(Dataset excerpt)
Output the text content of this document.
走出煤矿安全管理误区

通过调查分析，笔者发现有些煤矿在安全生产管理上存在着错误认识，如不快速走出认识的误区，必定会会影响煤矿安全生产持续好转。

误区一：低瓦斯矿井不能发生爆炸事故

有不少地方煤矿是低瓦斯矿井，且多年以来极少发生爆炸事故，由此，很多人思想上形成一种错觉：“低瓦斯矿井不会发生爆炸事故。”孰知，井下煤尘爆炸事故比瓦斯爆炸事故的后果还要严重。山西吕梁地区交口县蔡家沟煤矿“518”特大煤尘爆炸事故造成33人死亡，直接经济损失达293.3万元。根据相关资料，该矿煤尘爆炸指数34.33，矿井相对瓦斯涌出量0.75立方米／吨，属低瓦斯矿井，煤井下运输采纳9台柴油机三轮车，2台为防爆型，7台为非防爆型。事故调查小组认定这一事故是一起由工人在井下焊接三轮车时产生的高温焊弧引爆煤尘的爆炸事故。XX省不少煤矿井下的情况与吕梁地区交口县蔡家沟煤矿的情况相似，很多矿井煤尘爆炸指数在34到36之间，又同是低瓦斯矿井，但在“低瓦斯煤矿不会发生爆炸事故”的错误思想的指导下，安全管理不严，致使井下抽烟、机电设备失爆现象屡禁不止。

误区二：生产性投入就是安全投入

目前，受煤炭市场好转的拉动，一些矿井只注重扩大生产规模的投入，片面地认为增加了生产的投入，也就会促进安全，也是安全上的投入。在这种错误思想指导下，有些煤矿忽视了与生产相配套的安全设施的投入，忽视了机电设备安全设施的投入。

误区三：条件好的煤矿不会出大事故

_Goal:_ Word for word, write out all of the data above.

_Task solution:_
Output the text content of this document.
走出煤矿安全管理误区

通过调查分析，笔者发现有些煤矿在安全生产管理上存在着错误认识，如不快速走出认识的误区，必定会会影响煤矿安全生产持续好转。

误区一：低瓦斯矿井不能发生爆炸事故

有不少地方煤矿是低瓦斯矿井，且多年以来极少发生爆炸事故，由此，很多人思想上形成一种错觉：“低瓦斯矿井不会发生爆炸事故。”孰知，井下煤尘爆炸事故比瓦斯爆炸事故的后果还要严重。山西吕梁地区交口县蔡家沟煤矿“518”特大煤尘爆炸事故造成33人死亡，直接经济损失达293.3万元。根据相关资料，该矿煤尘爆炸指数34.33，矿井相对瓦斯涌出量0.75立方米／吨，属低瓦斯矿井，煤井下运输采纳9台柴油机三轮车，2台为防爆型，7台为非防爆型。事故调查小组认定这一事故是一起由工人在井下焊接三轮车时产生的高温焊弧引爆煤尘的爆炸事故。XX省不少煤矿井下的情况与吕梁地区交口县蔡家沟煤矿的情况相似，很多矿井煤尘爆炸指数在34到36之间，又同是低瓦斯矿井，但在“低瓦斯煤矿不会发生爆炸事故”的错误思想的指导下，安全管理不严，致使井下抽烟、机电设备失爆现象屡禁不止。

误区二：生产性投入就是安全投入

目前，受煤炭市场好转的拉动，一些矿井只注重扩大生产规模的投入，片面地认为增加了生产的投入，也就会促进安全，也是安全上的投入。在这种错误思想指导下，有些煤矿忽视了与生产相配套的安全设施的投入，忽视了机电设备安全设施的投入。

误区三：条件好的煤矿不会出大事故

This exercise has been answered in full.